> _Task goal_
Among the entries, which lines carry the string "true"? Copy each of them.
## Start Material provided
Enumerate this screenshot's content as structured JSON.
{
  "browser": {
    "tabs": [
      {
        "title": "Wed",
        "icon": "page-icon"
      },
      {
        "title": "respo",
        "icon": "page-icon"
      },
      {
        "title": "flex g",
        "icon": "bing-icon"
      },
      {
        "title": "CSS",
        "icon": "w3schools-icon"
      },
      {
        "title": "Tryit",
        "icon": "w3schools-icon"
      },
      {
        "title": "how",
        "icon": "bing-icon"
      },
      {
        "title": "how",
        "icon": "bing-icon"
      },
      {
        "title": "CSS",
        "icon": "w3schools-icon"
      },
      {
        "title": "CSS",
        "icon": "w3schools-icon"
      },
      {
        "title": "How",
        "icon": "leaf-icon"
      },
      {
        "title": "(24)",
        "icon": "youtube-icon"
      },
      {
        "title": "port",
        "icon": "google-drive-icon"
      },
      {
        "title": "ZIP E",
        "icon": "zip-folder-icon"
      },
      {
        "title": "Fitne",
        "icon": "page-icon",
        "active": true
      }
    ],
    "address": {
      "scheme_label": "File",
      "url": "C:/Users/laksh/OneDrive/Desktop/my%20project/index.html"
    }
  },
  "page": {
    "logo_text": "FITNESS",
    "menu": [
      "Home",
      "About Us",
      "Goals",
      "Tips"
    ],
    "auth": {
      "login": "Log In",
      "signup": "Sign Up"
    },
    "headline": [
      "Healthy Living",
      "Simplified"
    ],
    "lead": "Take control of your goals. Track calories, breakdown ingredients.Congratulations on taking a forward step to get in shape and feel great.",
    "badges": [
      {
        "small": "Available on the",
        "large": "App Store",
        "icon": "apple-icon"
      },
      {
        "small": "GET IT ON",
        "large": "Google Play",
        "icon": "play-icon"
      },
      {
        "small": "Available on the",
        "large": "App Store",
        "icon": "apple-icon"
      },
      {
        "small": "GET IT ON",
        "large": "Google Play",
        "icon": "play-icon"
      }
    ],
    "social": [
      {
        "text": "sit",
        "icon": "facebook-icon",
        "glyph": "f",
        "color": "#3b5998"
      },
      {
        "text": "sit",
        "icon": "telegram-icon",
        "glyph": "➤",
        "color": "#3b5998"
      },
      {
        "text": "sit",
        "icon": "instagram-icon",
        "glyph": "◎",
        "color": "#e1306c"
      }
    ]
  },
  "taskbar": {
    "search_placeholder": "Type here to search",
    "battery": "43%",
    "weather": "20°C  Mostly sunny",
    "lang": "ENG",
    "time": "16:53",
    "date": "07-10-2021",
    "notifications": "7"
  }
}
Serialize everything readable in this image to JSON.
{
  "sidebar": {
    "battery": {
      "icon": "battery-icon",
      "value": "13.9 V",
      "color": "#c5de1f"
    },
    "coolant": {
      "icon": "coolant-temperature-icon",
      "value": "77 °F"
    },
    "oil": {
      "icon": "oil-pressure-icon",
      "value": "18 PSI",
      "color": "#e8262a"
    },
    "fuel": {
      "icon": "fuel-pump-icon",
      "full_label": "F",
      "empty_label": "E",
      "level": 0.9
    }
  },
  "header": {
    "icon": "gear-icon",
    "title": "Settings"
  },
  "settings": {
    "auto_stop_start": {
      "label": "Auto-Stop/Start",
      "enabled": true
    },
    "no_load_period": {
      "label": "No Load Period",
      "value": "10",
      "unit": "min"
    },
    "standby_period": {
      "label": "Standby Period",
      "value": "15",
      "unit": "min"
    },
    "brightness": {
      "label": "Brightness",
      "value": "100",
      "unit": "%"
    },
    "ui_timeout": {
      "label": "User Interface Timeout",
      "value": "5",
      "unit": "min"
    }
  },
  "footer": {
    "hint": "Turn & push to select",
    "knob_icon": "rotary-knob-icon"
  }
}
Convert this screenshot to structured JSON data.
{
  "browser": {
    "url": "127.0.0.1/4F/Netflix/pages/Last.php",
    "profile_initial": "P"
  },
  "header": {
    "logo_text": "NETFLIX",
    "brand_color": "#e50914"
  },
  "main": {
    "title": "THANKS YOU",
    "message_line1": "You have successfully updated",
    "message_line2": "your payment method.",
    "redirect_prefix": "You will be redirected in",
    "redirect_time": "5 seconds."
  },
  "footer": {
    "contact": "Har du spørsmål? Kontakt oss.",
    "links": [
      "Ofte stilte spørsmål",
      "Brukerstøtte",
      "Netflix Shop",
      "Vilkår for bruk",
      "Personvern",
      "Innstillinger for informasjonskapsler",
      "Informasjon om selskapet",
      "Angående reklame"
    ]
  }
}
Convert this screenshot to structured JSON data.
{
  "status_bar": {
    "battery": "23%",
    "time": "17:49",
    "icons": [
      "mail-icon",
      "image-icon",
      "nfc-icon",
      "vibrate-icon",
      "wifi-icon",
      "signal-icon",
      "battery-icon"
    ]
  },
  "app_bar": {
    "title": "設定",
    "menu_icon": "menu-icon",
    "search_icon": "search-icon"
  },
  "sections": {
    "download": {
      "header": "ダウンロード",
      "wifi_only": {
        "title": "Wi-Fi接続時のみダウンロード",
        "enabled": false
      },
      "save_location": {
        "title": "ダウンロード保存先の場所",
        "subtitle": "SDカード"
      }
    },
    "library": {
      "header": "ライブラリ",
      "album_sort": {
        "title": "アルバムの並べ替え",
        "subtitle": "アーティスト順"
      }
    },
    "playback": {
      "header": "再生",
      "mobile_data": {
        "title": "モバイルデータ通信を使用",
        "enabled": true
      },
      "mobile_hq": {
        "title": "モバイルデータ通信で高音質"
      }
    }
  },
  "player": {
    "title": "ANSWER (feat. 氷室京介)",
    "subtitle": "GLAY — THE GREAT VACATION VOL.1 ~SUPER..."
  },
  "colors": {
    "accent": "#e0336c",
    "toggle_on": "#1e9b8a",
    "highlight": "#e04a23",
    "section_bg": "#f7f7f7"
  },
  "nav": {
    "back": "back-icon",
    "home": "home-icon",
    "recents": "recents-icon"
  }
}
## End Material provided
> _Task solution_
        "active": true
      "enabled": true
        "enabled": true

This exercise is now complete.